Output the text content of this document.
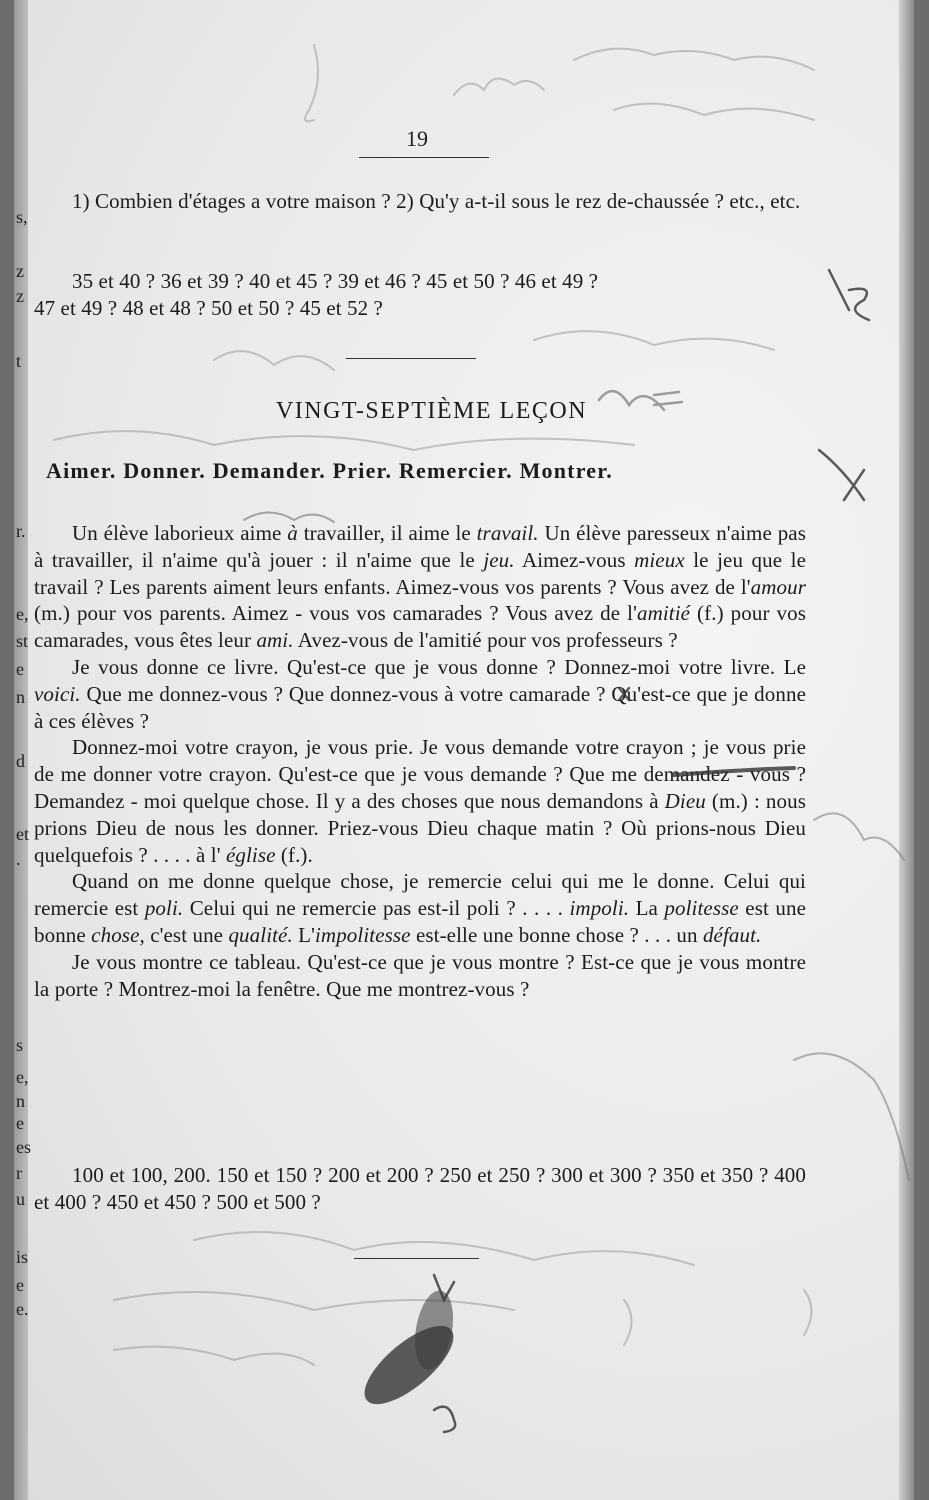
s,
z
z
t
r.
e,
st
e
n
d
et
.
s
e,
n
e
es
r
u
is
e
e.
19
1) Combien d'étages a votre maison ? 2) Qu'y a-t-il sous le rez de-chaussée ? etc., etc.
35 et 40 ? 36 et 39 ? 40 et 45 ? 39 et 46 ? 45 et 50 ? 46 et 49 ?
47 et 49 ? 48 et 48 ? 50 et 50 ? 45 et 52 ?
VINGT-SEPTIÈME LEÇON
Aimer. Donner. Demander. Prier. Remercier. Montrer.

Un élève laborieux aime à travailler, il aime le travail. Un élève paresseux n'aime pas à travailler, il n'aime qu'à jouer : il n'aime que le jeu. Aimez-vous mieux le jeu que le travail ? Les parents aiment leurs enfants. Aimez-vous vos parents ? Vous avez de l'amour (m.) pour vos parents. Aimez - vous vos camarades ? Vous avez de l'amitié (f.) pour vos camarades, vous êtes leur ami. Avez-vous de l'amitié pour vos professeurs ?

Je vous donne ce livre. Qu'est-ce que je vous donne ? Donnez-moi votre livre. Le voici. Que me donnez-vous ? Que donnez-vous à votre camarade ? Qu'est-ce que je donne à ces élèves ?

Donnez-moi votre crayon, je vous prie. Je vous demande votre crayon ; je vous prie de me donner votre crayon. Qu'est-ce que je vous demande ? Que me demandez - vous ? Demandez - moi quelque chose. Il y a des choses que nous demandons à Dieu (m.) : nous prions Dieu de nous les donner. Priez-vous Dieu chaque matin ? Où prions-nous Dieu quelquefois ? . . . . à l' église (f.).

Quand on me donne quelque chose, je remercie celui qui me le donne. Celui qui remercie est poli. Celui qui ne remercie pas est-il poli ? . . . . impoli. La politesse est une bonne chose, c'est une qualité. L'impolitesse est-elle une bonne chose ? . . . un défaut.

Je vous montre ce tableau. Qu'est-ce que je vous montre ? Est-ce que je vous montre la porte ? Montrez-moi la fenêtre. Que me montrez-vous ?

100 et 100, 200. 150 et 150 ? 200 et 200 ? 250 et 250 ? 300 et 300 ? 350 et 350 ? 400 et 400 ? 450 et 450 ? 500 et 500 ?
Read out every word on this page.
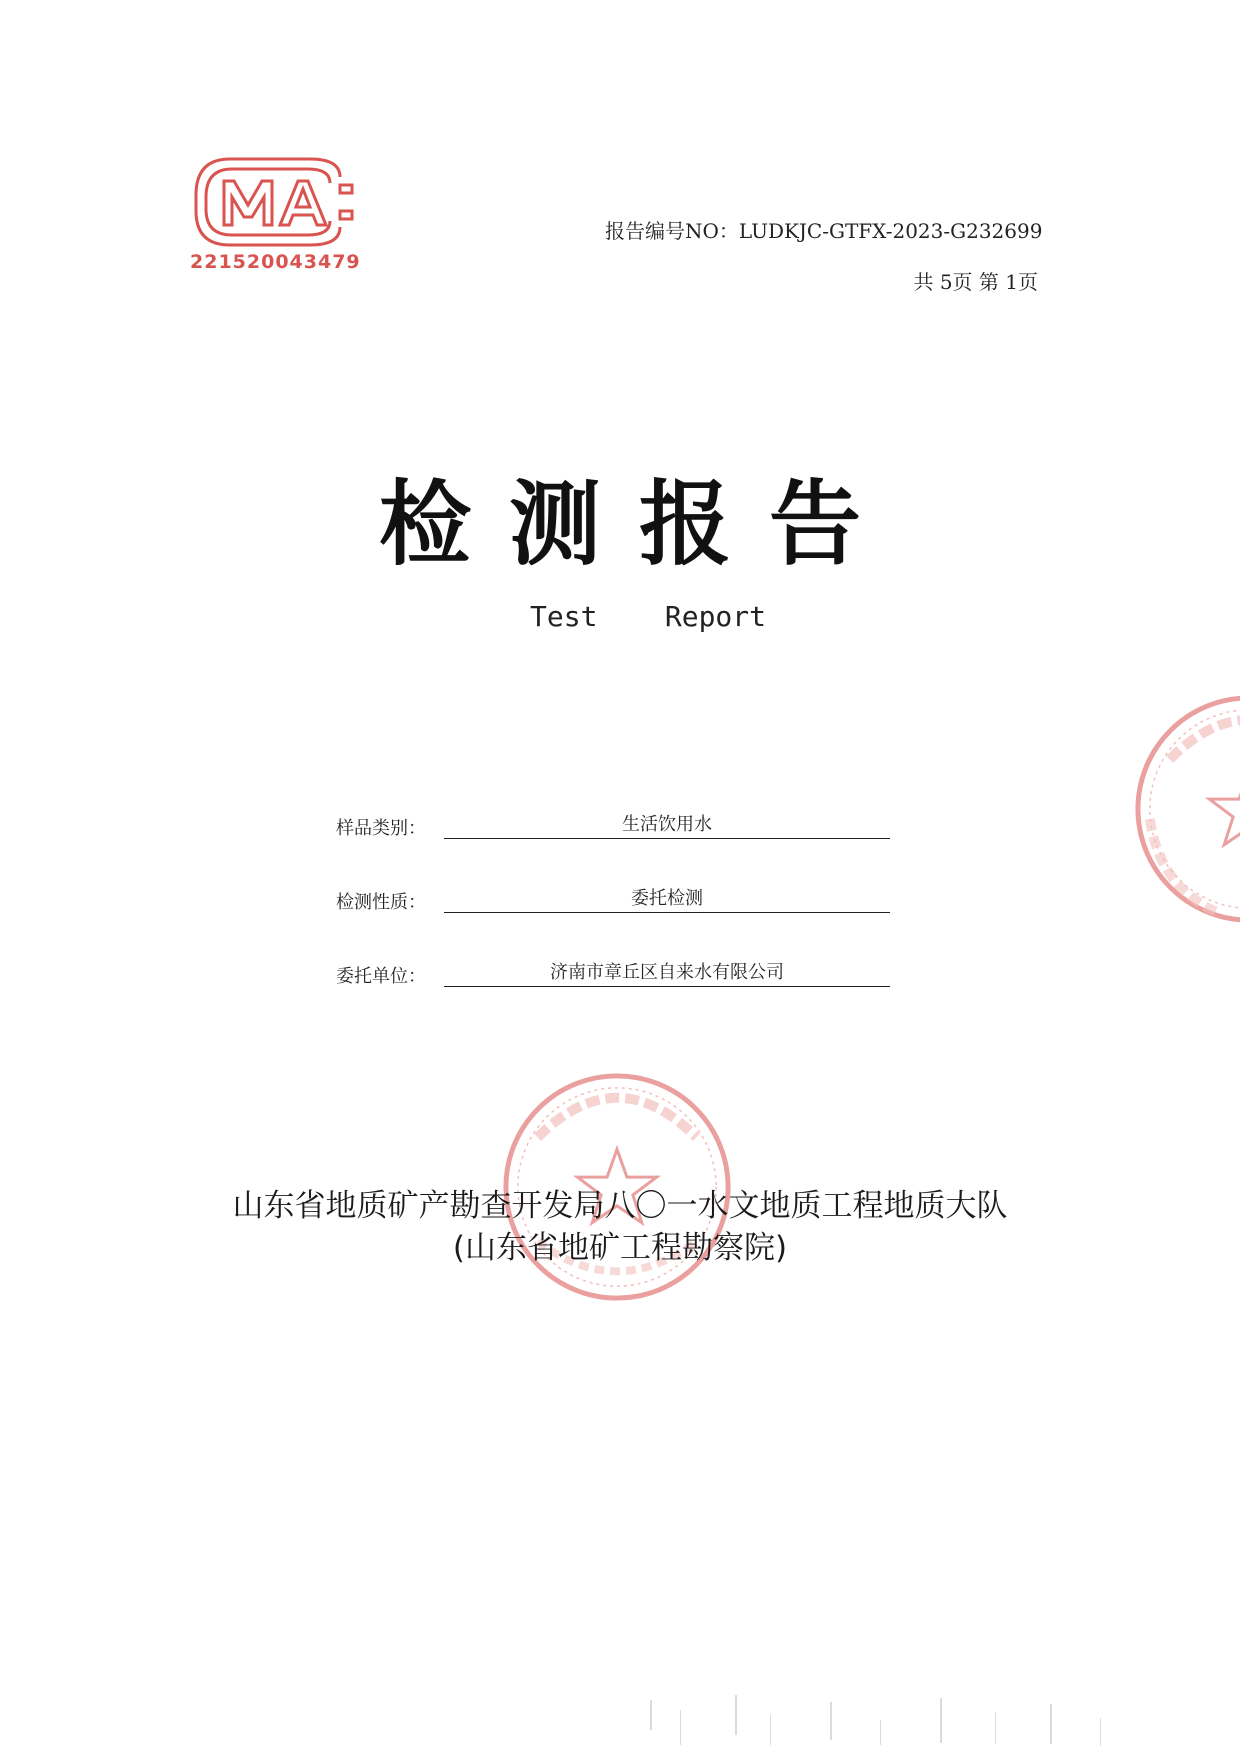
221520043479
报告编号NO：LUDKJC-GTFX-2023-G232699
共 5页 第 1页
检测报告
Test    Report
样品类别：	生活饮用水
检测性质：	委托检测
委托单位：	济南市章丘区自来水有限公司
山东省地质矿产勘查开发局八〇一水文地质工程地质大队
(山东省地矿工程勘察院)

* Problem requirements *
Print each line from the one containing "Read out every word on this page." through the last line of the listing, both included, exactly and with no pictures.

* Written response *
Read out every word on this page.
221520043479
报告编号NO：LUDKJC-GTFX-2023-G232699
共 5页 第 1页
检测报告
Test    Report
样品类别：	生活饮用水
检测性质：	委托检测
委托单位：	济南市章丘区自来水有限公司
山东省地质矿产勘查开发局八〇一水文地质工程地质大队
(山东省地矿工程勘察院)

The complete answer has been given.